What you need to do: Find every line with the word "style" and report how many there are, without any other text.

Items:
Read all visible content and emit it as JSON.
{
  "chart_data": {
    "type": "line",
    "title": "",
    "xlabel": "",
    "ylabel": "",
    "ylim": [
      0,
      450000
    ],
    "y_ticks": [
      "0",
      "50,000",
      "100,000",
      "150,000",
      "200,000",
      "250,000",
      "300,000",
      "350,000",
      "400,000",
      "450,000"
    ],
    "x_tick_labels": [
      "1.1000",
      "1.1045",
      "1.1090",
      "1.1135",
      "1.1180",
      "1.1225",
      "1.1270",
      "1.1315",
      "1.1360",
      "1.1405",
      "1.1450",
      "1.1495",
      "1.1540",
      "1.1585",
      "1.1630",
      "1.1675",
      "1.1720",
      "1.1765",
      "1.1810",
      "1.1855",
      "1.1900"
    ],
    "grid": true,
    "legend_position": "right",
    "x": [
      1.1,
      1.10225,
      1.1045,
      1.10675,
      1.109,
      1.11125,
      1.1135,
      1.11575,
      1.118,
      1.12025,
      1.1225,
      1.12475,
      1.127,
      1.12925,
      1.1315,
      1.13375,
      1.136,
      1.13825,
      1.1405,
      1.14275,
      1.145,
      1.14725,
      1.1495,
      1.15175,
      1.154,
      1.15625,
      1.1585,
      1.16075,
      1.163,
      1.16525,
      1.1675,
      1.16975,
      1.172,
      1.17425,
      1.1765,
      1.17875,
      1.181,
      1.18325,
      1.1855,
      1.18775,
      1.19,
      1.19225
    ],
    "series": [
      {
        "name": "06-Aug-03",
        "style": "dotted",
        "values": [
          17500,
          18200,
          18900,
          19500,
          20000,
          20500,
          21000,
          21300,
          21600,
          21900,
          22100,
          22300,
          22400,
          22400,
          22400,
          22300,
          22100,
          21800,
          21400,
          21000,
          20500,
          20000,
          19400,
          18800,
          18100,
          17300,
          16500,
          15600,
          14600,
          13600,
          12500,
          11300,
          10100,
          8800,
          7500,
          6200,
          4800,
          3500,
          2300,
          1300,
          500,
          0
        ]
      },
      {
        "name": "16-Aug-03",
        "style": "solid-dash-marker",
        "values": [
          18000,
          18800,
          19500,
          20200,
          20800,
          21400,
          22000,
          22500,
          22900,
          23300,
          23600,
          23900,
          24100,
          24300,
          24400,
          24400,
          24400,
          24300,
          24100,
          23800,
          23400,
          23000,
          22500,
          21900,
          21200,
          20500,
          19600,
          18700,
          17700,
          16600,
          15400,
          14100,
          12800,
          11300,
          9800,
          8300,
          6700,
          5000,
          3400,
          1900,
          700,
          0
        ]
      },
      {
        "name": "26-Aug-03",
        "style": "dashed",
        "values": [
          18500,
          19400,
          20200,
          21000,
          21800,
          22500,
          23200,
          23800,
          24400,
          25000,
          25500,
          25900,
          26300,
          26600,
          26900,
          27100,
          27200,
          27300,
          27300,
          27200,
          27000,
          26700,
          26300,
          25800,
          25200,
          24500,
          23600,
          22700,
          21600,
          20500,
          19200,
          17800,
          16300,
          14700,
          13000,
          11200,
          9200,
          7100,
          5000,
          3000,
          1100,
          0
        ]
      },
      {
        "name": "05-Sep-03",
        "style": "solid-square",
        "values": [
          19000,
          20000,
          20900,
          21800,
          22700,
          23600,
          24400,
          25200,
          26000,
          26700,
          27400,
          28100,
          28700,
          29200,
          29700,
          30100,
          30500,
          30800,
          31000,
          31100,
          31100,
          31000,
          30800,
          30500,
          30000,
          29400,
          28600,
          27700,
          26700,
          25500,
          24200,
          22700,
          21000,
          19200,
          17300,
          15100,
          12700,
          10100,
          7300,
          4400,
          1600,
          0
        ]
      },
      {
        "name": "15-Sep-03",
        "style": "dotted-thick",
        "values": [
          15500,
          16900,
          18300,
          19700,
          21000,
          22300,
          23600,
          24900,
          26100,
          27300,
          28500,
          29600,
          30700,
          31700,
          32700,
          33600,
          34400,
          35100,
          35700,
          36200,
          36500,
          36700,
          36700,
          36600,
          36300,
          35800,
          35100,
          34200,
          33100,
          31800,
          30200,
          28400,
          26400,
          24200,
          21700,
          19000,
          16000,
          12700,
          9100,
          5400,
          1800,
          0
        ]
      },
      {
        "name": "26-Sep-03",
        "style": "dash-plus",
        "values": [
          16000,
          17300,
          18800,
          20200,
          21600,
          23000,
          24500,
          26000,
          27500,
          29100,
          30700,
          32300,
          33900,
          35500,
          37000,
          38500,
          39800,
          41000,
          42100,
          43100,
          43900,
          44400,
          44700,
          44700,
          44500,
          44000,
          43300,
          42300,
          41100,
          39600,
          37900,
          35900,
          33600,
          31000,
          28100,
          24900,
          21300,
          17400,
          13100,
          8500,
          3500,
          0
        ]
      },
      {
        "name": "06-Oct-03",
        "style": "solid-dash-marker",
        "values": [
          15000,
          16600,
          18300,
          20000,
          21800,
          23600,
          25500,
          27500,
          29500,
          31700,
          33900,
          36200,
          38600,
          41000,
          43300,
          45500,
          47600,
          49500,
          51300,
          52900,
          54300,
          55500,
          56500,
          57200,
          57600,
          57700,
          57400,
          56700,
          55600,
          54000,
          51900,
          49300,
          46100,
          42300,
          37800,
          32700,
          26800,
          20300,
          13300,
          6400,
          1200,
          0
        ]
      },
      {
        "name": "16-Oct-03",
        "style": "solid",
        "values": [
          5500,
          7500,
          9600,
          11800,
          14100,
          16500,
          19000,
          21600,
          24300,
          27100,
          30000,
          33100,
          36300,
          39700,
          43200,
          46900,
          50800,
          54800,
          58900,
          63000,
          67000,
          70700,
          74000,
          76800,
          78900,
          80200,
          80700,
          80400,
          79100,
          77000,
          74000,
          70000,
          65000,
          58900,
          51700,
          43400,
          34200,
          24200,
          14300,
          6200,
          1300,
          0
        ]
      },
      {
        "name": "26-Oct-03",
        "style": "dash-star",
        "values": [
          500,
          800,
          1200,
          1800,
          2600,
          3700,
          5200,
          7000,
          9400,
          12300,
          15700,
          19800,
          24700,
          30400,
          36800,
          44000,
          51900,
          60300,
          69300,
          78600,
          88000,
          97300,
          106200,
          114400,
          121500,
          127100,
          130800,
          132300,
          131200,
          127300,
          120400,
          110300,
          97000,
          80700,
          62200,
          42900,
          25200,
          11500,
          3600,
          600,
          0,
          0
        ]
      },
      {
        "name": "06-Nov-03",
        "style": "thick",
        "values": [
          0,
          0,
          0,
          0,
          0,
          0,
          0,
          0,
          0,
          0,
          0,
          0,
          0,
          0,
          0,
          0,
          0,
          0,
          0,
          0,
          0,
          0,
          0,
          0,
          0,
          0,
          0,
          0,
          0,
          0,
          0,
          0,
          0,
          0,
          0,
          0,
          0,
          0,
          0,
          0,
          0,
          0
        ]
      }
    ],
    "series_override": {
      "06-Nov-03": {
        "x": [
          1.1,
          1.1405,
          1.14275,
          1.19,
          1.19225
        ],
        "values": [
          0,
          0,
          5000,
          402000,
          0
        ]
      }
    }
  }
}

Solution to the problem: 10